*** Exercise input ***
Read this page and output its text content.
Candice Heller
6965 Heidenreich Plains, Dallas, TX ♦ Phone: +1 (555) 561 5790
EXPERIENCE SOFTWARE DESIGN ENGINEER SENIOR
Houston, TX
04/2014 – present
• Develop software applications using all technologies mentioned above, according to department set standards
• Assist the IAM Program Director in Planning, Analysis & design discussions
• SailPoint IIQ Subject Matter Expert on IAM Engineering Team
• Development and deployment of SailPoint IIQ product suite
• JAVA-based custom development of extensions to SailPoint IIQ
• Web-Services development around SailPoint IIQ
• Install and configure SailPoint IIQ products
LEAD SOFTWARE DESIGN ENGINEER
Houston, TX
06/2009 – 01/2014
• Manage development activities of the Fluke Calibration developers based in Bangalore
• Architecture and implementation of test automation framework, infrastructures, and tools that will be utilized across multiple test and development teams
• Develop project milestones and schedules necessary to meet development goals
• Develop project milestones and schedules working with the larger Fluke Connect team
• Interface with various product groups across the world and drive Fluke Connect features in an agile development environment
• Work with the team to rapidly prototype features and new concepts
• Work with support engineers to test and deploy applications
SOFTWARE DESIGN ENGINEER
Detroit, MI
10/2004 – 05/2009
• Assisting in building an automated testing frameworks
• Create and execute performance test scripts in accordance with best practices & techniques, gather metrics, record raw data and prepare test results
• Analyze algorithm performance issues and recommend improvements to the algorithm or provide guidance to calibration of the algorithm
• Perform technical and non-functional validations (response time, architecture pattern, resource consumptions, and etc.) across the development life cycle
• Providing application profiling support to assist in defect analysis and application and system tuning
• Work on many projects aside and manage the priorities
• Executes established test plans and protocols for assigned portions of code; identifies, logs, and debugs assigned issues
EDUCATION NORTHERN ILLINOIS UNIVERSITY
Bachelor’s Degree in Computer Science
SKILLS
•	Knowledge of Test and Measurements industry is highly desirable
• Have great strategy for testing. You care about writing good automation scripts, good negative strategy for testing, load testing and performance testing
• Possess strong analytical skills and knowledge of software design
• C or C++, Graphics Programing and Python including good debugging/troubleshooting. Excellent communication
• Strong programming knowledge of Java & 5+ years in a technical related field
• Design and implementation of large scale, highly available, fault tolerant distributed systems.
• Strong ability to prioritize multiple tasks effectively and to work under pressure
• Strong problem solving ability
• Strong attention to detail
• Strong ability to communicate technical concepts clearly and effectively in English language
***
Required task -
In the records above, find each line holding "schedules" and copy it.

Answer to this task -
• Develop project milestones and schedules necessary to meet development goals
• Develop project milestones and schedules working with the larger Fluke Connect team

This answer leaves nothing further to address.